(Lines of data)
***

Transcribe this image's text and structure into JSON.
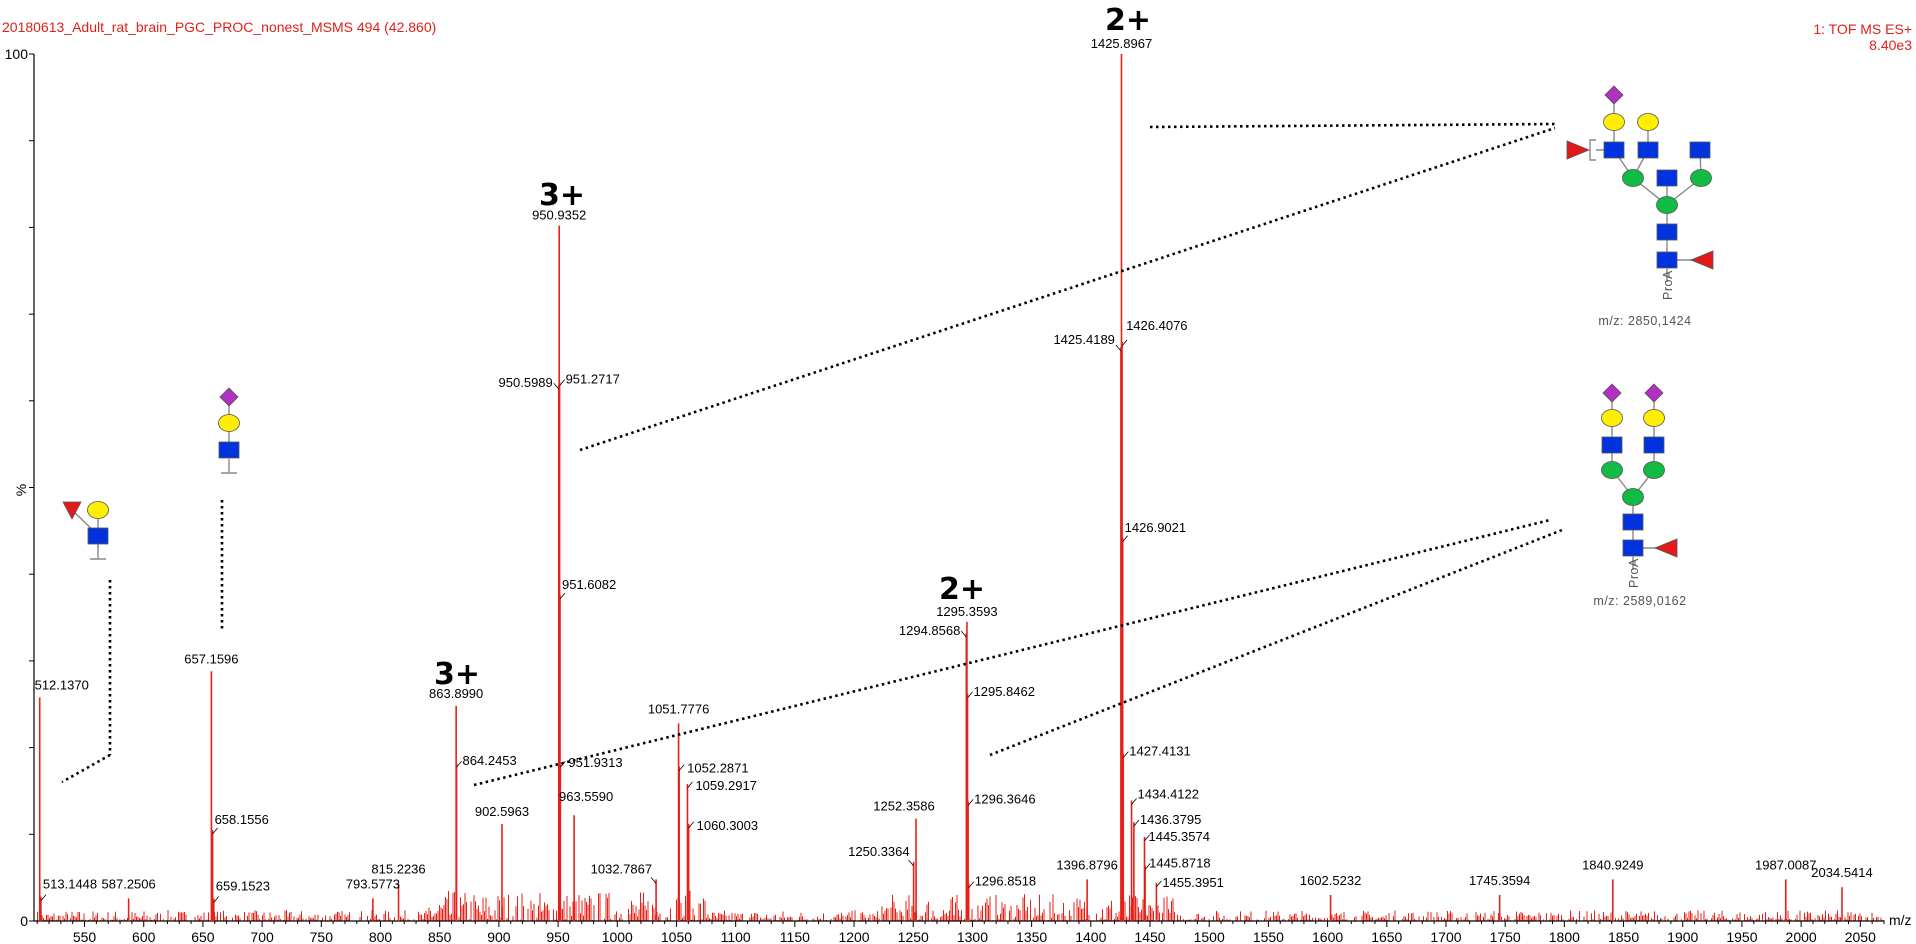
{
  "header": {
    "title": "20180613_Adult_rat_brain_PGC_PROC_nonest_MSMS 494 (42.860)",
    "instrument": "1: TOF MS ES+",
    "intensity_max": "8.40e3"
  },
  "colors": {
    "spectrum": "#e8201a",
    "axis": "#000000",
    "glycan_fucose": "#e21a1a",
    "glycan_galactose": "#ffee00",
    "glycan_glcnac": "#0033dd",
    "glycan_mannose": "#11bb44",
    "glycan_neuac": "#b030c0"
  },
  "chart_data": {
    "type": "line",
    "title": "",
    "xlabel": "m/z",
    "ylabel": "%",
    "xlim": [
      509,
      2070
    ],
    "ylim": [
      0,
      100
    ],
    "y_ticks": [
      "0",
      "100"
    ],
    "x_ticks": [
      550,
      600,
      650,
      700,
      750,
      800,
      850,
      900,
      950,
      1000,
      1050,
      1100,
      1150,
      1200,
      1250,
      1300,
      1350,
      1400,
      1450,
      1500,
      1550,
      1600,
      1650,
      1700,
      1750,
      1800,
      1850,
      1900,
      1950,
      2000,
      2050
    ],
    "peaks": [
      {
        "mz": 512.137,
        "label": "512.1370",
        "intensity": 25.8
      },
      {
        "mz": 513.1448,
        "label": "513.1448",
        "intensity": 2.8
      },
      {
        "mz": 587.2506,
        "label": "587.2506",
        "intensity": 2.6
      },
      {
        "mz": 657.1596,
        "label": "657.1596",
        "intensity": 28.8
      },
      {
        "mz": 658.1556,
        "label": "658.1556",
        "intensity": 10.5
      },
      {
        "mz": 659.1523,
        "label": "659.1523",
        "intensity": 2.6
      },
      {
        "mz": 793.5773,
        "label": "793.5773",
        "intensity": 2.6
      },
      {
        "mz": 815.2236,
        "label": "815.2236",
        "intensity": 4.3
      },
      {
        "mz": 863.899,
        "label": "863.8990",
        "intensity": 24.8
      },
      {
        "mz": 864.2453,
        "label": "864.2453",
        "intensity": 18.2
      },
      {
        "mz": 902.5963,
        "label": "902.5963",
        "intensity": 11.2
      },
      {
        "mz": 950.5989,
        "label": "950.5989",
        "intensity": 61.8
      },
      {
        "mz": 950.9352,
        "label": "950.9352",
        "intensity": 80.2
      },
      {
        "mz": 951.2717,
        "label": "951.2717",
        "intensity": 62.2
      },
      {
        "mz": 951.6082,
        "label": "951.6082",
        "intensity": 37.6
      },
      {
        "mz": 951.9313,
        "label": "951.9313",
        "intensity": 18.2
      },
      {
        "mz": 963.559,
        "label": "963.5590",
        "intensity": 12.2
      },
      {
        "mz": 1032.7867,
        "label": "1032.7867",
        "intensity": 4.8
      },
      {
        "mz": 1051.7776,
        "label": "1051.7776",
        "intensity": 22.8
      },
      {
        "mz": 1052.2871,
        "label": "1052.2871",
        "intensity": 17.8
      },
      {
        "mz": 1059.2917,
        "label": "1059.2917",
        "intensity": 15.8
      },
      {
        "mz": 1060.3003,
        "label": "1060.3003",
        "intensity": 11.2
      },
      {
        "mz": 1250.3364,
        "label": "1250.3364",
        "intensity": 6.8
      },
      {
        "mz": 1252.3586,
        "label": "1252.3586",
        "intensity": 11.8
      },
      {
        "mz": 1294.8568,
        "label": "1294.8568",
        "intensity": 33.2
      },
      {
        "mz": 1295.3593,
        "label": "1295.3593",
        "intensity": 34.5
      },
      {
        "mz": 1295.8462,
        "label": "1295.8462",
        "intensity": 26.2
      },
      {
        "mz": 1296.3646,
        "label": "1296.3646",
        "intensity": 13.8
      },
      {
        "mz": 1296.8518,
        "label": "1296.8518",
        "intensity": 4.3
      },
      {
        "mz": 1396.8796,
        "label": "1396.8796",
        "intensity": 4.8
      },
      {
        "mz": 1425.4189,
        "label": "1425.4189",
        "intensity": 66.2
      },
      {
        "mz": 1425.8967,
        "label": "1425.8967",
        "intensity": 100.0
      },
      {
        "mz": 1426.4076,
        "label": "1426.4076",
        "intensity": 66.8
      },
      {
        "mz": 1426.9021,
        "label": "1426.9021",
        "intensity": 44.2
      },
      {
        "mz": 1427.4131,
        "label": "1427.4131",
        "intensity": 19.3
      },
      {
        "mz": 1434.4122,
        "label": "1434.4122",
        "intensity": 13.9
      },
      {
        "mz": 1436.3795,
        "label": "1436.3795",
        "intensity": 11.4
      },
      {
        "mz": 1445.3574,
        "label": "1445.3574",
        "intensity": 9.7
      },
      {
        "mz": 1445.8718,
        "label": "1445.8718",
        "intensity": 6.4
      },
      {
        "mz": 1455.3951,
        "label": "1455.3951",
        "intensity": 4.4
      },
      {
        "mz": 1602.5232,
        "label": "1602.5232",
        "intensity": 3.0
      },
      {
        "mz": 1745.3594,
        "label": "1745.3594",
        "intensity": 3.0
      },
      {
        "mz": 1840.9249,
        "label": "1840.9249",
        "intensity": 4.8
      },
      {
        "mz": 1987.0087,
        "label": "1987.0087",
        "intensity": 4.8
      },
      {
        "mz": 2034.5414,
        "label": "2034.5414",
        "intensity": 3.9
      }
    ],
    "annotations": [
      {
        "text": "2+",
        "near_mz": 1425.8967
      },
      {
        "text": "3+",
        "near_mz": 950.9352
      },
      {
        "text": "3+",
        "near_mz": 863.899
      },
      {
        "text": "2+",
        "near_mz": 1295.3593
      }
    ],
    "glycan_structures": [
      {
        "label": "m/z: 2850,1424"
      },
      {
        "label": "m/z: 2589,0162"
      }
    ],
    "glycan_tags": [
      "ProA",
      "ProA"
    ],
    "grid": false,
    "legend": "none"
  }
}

***

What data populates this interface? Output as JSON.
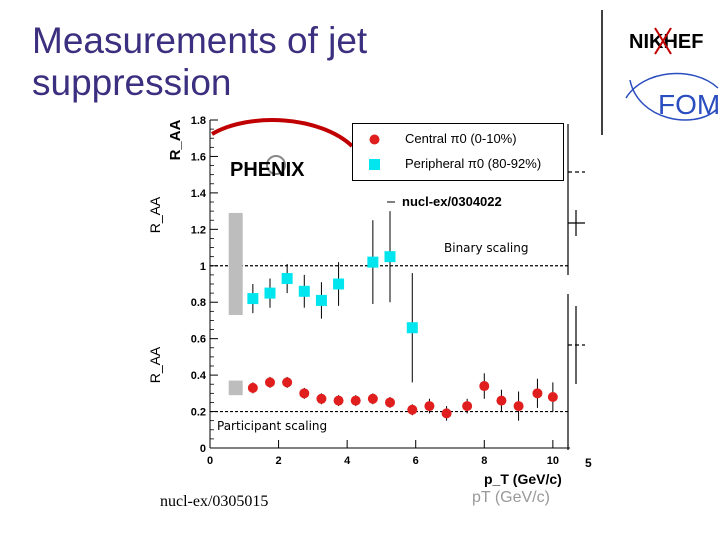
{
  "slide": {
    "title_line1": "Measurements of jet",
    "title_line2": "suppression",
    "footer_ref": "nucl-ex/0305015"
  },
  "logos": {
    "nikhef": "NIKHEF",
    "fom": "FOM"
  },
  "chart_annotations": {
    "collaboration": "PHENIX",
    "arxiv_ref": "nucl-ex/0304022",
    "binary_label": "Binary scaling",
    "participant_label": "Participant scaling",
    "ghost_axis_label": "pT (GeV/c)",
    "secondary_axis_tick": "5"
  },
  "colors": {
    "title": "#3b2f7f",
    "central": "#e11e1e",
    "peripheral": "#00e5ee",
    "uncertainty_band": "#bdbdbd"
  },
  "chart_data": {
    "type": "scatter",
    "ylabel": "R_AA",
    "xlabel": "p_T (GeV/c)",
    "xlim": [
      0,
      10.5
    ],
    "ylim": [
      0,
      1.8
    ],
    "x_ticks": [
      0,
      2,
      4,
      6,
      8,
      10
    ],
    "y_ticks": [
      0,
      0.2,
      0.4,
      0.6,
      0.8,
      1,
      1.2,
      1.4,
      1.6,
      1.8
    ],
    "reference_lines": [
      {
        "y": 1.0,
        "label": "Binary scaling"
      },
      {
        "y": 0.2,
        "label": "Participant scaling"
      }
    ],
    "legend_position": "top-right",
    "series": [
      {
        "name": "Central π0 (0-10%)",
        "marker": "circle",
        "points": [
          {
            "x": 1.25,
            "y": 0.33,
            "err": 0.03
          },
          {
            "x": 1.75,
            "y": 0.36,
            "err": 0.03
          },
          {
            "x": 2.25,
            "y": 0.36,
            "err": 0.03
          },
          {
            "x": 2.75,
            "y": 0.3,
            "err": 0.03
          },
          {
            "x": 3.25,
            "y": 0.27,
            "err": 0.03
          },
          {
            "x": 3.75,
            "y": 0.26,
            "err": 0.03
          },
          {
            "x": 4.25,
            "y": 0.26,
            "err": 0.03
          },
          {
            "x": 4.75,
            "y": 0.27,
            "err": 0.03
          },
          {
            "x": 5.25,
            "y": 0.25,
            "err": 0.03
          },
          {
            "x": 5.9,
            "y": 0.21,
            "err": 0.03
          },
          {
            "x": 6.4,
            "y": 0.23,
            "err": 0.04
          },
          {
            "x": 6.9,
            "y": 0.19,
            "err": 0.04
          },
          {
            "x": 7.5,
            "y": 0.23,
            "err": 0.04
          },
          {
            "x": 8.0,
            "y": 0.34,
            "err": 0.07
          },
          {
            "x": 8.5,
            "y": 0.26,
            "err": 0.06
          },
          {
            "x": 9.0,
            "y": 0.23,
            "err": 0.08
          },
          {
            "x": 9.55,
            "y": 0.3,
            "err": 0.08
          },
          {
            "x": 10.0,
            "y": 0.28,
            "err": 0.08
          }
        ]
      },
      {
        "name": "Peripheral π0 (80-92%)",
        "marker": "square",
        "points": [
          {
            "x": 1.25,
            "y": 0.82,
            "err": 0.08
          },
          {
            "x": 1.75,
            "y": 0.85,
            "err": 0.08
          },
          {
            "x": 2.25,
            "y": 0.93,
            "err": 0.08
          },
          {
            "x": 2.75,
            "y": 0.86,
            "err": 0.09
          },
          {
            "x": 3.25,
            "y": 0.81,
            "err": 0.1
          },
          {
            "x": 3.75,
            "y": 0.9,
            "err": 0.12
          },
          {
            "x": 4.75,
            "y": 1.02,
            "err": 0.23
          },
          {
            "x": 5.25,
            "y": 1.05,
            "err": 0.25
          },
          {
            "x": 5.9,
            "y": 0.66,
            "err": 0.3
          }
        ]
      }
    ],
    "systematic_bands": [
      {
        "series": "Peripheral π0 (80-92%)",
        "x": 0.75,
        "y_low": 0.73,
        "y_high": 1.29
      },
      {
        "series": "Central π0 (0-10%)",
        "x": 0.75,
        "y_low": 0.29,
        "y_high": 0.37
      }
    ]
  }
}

***

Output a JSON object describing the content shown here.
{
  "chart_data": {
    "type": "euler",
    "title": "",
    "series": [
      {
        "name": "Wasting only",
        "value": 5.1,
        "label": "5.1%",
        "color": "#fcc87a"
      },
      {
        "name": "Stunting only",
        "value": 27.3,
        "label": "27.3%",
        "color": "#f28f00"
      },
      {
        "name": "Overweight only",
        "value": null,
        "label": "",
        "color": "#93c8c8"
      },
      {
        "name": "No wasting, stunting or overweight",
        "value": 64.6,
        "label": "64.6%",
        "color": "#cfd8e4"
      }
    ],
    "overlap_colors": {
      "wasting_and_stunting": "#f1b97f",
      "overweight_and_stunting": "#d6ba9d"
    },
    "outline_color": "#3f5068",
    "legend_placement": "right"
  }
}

***

*SHORT EXERCISE*: Going through the data above, count the lines where the string "JSON" appears, and answer with only that number.

*WORKED ANSWER*: 3